◆ Task prompt
Please determine how many lines of the material include the word "时的轴向游隙", and respond with nothing but that number.

[Stored records]

= = = = = = =

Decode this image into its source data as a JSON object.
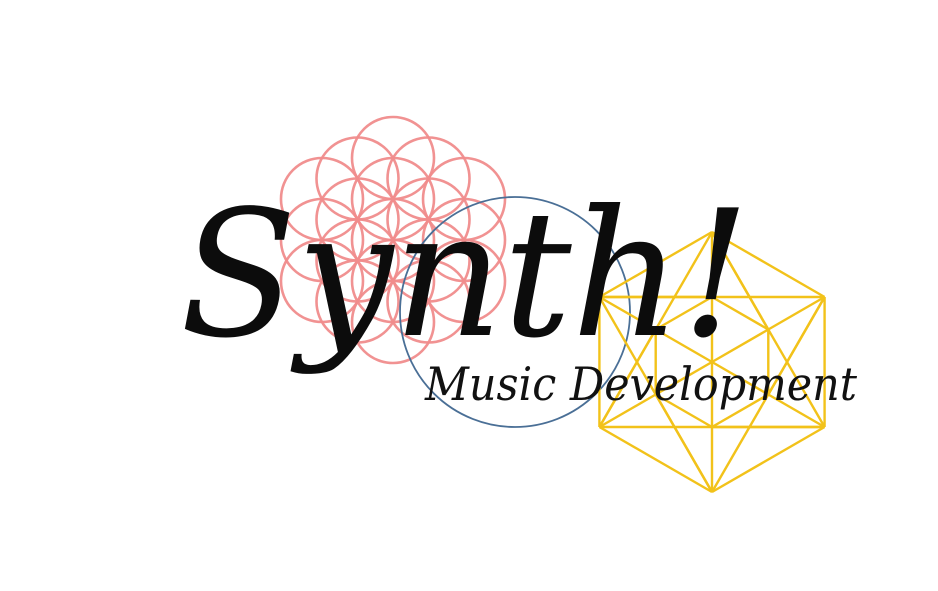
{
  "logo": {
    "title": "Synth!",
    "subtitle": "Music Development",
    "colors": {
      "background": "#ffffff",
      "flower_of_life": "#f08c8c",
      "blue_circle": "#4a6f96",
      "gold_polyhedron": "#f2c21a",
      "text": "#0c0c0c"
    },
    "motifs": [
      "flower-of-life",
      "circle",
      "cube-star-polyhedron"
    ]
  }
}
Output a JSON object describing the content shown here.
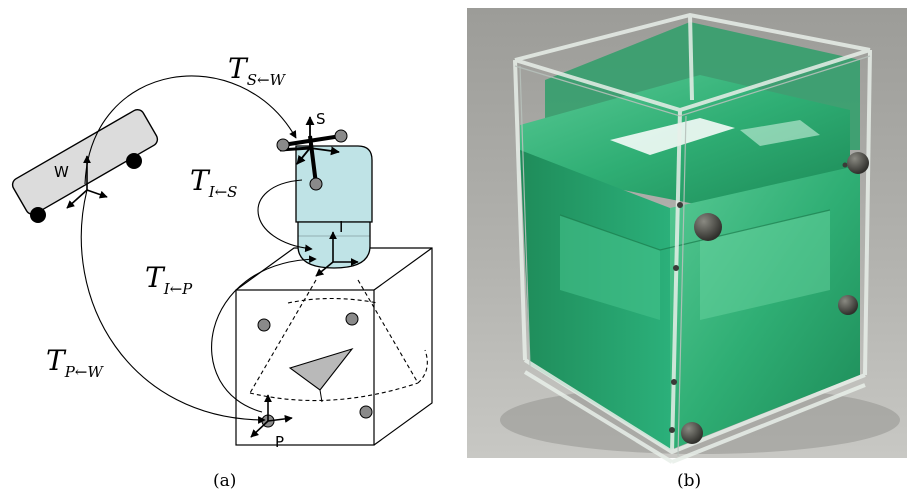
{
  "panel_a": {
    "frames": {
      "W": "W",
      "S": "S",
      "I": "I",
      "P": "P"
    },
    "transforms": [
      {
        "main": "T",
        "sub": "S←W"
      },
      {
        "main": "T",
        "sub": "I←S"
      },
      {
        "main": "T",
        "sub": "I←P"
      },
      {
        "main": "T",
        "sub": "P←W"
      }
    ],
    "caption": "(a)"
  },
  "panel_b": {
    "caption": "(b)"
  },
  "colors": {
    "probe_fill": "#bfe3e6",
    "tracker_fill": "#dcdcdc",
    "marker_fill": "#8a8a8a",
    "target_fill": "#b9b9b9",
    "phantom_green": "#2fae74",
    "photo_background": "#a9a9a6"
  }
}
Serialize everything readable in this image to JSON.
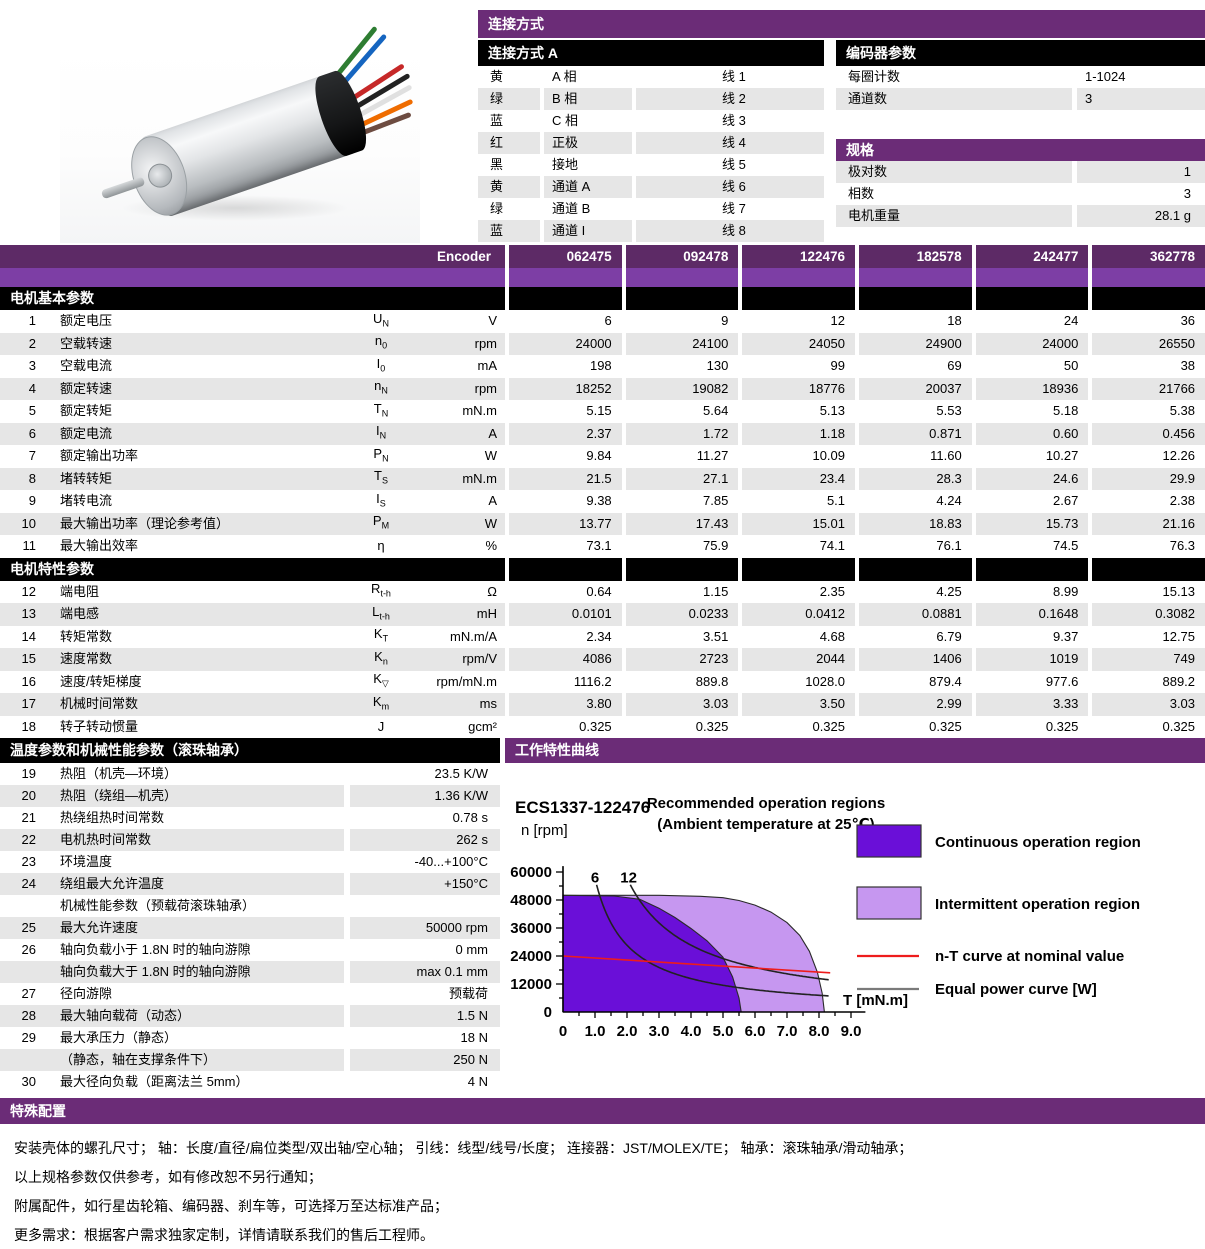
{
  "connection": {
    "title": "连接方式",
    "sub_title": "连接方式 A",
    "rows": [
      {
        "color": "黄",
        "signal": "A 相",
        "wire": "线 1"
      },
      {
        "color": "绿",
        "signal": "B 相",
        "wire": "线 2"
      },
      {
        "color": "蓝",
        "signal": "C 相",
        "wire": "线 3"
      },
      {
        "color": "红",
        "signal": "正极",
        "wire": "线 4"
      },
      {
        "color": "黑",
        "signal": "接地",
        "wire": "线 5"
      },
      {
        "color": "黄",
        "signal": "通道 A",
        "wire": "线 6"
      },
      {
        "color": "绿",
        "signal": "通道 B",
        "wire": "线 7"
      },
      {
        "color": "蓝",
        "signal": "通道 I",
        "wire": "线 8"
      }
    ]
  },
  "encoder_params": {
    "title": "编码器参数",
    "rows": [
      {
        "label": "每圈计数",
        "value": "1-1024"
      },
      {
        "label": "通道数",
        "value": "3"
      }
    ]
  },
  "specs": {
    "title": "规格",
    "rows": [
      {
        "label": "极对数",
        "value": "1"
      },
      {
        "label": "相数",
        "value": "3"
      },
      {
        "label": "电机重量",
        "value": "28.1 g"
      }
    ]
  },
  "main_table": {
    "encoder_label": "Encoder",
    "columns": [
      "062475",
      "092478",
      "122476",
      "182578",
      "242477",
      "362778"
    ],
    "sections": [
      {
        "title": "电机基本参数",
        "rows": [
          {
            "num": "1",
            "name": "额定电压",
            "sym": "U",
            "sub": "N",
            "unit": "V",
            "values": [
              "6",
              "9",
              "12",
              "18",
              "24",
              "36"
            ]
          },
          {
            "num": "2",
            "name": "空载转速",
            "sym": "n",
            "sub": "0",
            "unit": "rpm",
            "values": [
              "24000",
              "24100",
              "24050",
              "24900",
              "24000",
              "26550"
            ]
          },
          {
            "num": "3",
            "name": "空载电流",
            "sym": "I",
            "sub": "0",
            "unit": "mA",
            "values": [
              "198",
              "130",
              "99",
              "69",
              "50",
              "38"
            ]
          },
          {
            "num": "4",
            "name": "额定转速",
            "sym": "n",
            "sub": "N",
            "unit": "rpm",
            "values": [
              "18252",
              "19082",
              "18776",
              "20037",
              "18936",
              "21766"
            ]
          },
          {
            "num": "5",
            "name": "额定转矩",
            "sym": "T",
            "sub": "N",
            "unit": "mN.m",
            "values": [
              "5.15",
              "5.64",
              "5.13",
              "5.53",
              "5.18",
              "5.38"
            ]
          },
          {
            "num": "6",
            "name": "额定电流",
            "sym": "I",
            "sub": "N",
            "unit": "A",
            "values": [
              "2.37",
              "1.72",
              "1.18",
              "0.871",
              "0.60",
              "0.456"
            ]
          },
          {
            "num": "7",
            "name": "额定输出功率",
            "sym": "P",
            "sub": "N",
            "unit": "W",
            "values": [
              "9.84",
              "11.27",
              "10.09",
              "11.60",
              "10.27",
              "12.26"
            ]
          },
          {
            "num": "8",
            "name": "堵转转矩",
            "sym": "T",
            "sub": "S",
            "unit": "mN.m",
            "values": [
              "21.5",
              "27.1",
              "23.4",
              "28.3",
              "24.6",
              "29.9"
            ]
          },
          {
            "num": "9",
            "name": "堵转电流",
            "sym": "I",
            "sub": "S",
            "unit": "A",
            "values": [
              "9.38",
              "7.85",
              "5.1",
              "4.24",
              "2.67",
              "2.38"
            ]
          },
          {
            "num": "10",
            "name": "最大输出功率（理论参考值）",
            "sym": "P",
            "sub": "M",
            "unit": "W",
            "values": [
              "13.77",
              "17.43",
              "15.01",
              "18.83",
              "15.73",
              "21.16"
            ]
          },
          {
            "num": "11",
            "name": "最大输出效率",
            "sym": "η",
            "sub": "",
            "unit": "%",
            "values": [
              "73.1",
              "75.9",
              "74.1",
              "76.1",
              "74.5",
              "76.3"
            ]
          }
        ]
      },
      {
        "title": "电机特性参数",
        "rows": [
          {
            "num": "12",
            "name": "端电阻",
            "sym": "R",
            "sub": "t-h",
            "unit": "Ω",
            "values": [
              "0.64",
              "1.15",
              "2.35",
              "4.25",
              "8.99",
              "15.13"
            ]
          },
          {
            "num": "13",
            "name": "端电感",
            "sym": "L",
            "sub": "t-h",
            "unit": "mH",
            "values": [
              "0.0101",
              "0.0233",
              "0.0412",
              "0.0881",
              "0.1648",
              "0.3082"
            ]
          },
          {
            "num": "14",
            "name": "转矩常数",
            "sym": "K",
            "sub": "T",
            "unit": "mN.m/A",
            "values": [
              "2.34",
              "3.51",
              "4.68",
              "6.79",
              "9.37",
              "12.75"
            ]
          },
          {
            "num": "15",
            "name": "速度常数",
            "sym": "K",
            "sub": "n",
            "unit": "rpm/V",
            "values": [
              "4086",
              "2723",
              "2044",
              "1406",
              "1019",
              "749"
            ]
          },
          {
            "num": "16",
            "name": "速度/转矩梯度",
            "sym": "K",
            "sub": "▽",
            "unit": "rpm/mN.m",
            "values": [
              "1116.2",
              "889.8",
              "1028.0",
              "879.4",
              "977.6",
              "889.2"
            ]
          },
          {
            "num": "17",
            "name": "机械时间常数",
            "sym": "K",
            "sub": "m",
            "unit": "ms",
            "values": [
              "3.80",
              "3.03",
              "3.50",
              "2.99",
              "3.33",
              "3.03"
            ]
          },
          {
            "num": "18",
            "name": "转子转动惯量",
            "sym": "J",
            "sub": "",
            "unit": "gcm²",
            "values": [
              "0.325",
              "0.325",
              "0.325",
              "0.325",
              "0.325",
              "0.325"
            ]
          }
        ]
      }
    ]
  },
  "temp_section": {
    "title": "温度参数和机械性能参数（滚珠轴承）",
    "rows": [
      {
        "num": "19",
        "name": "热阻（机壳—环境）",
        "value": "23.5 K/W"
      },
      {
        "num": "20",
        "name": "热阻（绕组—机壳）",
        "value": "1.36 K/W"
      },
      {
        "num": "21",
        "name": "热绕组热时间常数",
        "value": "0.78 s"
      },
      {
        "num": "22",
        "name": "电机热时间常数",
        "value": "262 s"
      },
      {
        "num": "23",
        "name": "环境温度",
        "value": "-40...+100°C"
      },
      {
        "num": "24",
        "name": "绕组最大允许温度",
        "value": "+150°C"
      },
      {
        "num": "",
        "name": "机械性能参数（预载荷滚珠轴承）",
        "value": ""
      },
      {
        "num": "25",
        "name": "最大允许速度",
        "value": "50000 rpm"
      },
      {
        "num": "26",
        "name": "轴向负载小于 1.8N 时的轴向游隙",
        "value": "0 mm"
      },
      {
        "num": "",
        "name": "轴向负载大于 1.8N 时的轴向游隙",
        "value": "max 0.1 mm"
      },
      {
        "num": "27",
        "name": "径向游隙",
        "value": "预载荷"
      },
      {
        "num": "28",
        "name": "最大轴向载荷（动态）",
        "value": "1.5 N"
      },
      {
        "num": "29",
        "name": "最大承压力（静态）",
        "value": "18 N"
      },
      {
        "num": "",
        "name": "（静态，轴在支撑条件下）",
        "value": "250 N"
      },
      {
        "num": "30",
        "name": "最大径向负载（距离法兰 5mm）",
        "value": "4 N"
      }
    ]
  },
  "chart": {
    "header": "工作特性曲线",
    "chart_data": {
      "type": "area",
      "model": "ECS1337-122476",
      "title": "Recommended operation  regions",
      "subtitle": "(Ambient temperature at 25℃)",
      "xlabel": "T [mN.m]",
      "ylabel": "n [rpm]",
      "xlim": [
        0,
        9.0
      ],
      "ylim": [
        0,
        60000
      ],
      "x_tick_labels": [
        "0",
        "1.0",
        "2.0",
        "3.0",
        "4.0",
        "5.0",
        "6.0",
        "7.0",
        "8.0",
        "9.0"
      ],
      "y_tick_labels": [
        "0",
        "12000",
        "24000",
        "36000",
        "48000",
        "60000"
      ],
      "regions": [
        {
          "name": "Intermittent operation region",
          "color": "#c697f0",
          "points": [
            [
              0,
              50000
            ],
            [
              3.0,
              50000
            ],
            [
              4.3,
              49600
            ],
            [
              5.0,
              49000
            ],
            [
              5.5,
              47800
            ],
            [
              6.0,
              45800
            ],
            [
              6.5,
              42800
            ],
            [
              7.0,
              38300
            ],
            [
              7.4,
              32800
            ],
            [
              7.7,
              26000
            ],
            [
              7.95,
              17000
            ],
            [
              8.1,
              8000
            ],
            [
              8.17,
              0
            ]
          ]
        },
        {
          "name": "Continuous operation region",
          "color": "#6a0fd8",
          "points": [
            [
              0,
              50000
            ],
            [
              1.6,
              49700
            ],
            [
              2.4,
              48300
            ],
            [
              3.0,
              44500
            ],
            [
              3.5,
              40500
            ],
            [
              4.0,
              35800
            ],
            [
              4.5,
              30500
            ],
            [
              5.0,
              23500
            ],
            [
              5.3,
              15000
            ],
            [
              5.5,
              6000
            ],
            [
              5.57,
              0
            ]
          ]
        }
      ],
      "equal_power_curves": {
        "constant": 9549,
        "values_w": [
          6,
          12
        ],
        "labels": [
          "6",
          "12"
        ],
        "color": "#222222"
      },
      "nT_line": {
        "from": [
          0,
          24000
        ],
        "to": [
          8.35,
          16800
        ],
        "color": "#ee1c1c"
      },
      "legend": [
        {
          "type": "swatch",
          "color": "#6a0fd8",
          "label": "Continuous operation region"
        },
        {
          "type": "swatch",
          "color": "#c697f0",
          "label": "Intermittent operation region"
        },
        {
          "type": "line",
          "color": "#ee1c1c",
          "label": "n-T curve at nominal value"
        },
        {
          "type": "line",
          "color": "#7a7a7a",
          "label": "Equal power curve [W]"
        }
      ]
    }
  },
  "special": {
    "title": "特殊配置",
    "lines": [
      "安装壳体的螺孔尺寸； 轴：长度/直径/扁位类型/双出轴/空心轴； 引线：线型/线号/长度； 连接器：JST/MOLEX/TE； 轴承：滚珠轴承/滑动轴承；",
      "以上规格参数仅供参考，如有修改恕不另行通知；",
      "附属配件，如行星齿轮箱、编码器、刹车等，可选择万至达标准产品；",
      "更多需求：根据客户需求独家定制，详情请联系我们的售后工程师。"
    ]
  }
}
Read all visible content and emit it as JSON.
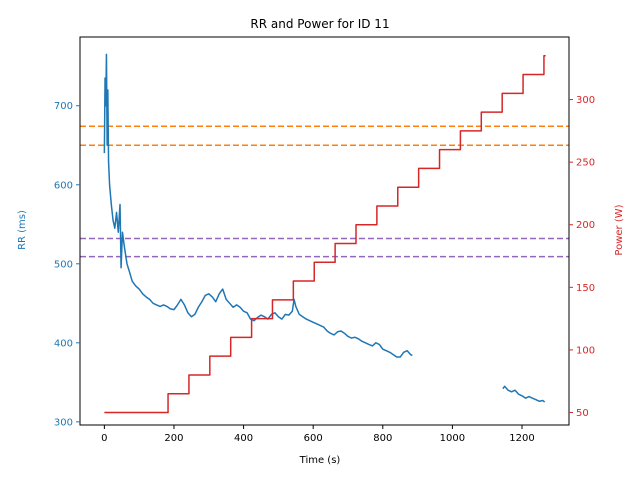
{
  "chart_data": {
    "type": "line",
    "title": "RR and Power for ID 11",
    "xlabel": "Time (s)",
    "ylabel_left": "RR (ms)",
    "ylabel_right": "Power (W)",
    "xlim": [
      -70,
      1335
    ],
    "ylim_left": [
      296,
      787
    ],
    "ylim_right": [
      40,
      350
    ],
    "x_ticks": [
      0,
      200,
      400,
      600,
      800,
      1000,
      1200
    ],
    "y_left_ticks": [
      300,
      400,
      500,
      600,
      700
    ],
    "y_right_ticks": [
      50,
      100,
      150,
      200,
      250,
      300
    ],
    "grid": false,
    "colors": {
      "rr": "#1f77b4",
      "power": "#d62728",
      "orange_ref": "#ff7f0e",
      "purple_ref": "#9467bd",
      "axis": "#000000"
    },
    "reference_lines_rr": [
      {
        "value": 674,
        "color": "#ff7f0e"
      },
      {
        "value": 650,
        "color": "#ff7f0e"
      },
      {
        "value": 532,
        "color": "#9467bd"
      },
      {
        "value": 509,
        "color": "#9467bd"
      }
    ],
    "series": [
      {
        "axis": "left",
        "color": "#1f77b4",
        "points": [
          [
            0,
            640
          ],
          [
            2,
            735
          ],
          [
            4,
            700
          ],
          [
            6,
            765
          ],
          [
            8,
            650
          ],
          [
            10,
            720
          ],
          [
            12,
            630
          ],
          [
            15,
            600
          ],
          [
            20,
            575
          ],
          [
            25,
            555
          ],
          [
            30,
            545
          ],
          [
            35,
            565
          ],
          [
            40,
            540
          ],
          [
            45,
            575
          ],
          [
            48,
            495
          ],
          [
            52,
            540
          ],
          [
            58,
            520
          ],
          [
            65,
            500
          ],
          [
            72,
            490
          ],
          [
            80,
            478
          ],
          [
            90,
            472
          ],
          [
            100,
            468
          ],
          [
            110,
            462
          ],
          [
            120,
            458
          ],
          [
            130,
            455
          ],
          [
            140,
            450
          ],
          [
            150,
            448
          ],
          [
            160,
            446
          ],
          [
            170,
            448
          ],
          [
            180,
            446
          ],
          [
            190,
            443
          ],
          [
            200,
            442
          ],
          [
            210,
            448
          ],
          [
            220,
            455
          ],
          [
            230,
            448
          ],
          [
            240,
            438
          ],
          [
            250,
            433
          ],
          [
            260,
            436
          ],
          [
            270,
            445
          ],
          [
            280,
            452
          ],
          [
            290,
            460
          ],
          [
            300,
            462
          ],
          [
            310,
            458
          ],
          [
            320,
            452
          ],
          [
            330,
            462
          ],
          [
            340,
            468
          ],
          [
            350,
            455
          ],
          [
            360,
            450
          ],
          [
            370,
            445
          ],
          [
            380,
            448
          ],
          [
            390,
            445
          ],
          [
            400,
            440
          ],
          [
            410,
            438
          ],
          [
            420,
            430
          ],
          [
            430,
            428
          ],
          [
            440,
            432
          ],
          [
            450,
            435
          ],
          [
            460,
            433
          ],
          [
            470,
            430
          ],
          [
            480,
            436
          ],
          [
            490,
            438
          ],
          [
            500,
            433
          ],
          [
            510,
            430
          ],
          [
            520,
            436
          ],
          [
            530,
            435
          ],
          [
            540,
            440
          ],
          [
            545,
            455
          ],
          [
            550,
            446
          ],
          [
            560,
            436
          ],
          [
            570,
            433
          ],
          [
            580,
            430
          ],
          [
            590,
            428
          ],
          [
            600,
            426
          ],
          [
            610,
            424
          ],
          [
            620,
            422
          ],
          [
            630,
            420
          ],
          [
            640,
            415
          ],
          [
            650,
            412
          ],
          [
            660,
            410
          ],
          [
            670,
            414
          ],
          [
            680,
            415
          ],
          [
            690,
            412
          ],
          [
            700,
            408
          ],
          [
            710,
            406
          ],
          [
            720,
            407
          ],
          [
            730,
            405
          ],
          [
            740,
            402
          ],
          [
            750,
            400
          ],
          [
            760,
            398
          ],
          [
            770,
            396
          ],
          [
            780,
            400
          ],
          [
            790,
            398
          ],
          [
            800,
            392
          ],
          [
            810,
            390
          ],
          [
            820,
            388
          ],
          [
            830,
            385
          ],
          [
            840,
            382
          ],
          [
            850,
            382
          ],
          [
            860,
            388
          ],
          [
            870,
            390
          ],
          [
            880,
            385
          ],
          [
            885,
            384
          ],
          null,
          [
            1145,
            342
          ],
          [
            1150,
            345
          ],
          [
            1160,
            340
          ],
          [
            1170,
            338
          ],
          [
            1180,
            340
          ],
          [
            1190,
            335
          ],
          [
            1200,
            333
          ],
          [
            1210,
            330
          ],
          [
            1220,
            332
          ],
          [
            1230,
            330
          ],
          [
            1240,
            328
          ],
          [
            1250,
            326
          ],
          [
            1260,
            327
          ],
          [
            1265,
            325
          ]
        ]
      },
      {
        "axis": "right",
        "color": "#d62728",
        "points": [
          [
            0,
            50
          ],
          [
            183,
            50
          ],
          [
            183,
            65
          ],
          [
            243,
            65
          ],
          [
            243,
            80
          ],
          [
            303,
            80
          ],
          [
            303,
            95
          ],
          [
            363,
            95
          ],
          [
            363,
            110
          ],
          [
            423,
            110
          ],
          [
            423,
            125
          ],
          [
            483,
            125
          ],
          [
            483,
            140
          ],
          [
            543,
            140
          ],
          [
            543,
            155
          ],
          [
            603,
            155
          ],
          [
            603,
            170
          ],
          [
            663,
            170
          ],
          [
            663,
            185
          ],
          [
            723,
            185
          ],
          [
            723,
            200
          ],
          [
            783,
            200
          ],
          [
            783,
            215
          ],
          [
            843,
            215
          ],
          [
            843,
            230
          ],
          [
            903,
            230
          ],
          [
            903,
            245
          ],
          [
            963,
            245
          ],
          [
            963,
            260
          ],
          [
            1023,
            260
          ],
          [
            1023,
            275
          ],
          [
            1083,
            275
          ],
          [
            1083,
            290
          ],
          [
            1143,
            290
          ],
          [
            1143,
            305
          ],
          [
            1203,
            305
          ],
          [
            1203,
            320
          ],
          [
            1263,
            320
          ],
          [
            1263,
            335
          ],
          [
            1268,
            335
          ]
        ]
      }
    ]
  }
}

= = = = = = =

◆ Worked answer
2